## [Task instructions]
Check each line below for the word "server", and copy those that have it.

## [Data supplied]
::::::
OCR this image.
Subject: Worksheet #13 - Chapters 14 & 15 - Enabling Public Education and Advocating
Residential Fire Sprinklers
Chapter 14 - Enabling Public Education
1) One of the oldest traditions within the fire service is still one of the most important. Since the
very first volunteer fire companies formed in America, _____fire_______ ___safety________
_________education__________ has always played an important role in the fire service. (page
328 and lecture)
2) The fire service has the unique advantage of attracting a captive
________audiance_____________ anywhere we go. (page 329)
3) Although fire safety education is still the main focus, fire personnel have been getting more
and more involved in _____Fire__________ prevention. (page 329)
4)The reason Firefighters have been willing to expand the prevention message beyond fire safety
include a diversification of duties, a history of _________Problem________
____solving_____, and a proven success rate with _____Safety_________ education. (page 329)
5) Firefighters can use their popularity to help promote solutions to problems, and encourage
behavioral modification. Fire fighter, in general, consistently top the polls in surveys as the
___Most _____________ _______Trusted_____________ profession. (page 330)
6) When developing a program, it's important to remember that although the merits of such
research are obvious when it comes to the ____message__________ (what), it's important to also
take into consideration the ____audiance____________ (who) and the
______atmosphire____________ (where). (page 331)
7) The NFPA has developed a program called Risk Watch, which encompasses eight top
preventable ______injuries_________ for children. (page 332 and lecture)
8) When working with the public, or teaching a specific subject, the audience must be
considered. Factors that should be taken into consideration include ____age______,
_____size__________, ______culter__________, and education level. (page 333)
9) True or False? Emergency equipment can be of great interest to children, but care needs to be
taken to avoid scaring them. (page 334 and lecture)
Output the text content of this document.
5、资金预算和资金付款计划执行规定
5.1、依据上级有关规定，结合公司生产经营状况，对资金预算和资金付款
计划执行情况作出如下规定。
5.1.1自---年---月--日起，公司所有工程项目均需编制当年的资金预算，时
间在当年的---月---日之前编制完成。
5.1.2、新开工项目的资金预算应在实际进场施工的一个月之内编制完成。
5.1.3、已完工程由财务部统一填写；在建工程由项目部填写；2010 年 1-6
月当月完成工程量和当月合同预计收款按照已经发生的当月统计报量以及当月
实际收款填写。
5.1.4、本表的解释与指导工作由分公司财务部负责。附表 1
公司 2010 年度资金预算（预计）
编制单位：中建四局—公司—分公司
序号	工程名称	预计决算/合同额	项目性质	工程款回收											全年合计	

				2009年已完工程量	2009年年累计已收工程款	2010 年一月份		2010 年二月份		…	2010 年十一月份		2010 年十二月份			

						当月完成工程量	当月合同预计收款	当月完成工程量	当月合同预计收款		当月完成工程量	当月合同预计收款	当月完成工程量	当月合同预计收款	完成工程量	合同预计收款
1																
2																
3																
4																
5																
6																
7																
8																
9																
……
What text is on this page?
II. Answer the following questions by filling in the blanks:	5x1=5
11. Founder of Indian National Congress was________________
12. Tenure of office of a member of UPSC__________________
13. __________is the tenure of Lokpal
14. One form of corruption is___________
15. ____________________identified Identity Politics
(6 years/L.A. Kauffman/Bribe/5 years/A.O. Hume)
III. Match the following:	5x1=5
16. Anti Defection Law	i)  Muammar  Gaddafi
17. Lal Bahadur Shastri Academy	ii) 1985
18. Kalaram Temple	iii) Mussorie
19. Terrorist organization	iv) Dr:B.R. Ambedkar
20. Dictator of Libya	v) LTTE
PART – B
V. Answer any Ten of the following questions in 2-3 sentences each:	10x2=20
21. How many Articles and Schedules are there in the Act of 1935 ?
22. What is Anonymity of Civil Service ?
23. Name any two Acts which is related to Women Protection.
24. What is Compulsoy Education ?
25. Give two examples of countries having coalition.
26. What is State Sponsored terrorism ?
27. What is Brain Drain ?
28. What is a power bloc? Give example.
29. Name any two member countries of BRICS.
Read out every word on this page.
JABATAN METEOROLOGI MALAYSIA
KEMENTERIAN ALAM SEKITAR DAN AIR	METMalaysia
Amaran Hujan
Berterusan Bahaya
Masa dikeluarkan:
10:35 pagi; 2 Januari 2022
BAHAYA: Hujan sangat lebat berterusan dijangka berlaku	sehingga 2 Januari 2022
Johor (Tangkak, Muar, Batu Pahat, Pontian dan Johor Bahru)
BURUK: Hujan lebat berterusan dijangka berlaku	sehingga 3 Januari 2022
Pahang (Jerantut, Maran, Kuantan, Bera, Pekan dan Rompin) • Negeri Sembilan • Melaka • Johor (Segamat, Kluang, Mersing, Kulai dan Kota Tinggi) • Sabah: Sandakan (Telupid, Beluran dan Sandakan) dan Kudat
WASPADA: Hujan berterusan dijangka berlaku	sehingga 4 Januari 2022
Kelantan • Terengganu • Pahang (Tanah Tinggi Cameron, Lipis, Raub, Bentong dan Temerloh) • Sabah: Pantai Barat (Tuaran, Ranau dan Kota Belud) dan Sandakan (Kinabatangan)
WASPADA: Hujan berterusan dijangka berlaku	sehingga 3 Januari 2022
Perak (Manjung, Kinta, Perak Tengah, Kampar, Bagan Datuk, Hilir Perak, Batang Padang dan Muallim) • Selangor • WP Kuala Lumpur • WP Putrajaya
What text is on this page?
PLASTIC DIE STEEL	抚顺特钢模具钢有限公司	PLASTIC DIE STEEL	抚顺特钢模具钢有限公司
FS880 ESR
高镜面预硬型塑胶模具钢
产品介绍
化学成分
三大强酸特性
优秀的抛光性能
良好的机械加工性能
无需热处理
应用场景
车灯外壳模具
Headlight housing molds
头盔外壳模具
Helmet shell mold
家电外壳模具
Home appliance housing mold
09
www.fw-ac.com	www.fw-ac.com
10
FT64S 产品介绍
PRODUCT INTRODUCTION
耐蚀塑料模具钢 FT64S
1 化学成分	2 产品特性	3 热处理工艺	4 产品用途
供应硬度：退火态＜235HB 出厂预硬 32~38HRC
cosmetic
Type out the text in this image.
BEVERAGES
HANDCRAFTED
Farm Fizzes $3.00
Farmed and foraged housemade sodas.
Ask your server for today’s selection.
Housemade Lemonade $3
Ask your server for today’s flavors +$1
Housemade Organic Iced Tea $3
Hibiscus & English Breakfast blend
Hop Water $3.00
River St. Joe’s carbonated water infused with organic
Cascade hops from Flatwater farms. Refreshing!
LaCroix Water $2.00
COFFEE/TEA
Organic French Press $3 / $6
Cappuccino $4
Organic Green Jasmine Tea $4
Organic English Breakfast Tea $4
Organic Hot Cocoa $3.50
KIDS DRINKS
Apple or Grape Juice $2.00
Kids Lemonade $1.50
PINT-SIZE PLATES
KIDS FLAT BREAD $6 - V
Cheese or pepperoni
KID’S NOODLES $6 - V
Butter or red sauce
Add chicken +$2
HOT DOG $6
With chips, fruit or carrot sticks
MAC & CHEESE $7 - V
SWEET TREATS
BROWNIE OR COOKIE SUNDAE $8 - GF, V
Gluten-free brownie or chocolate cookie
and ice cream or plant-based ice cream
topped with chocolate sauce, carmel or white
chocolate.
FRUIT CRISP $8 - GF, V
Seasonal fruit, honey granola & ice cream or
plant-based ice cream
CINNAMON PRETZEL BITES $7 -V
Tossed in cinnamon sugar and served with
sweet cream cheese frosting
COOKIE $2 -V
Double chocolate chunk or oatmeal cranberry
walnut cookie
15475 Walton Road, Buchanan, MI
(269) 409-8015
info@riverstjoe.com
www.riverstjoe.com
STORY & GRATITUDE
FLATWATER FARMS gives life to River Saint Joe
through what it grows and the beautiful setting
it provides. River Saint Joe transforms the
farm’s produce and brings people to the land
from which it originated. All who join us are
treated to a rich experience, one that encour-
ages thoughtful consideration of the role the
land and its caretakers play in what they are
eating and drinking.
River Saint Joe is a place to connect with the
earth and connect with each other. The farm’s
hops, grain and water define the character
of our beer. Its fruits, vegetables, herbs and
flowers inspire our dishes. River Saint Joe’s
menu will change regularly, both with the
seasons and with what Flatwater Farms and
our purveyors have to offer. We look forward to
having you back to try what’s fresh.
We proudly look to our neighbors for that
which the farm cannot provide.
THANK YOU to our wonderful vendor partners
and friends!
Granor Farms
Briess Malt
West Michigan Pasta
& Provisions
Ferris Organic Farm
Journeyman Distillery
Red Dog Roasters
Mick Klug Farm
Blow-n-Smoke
::::::
## [Solution to this problem]
Ask your server for today’s selection.
Ask your server for today’s flavors +$1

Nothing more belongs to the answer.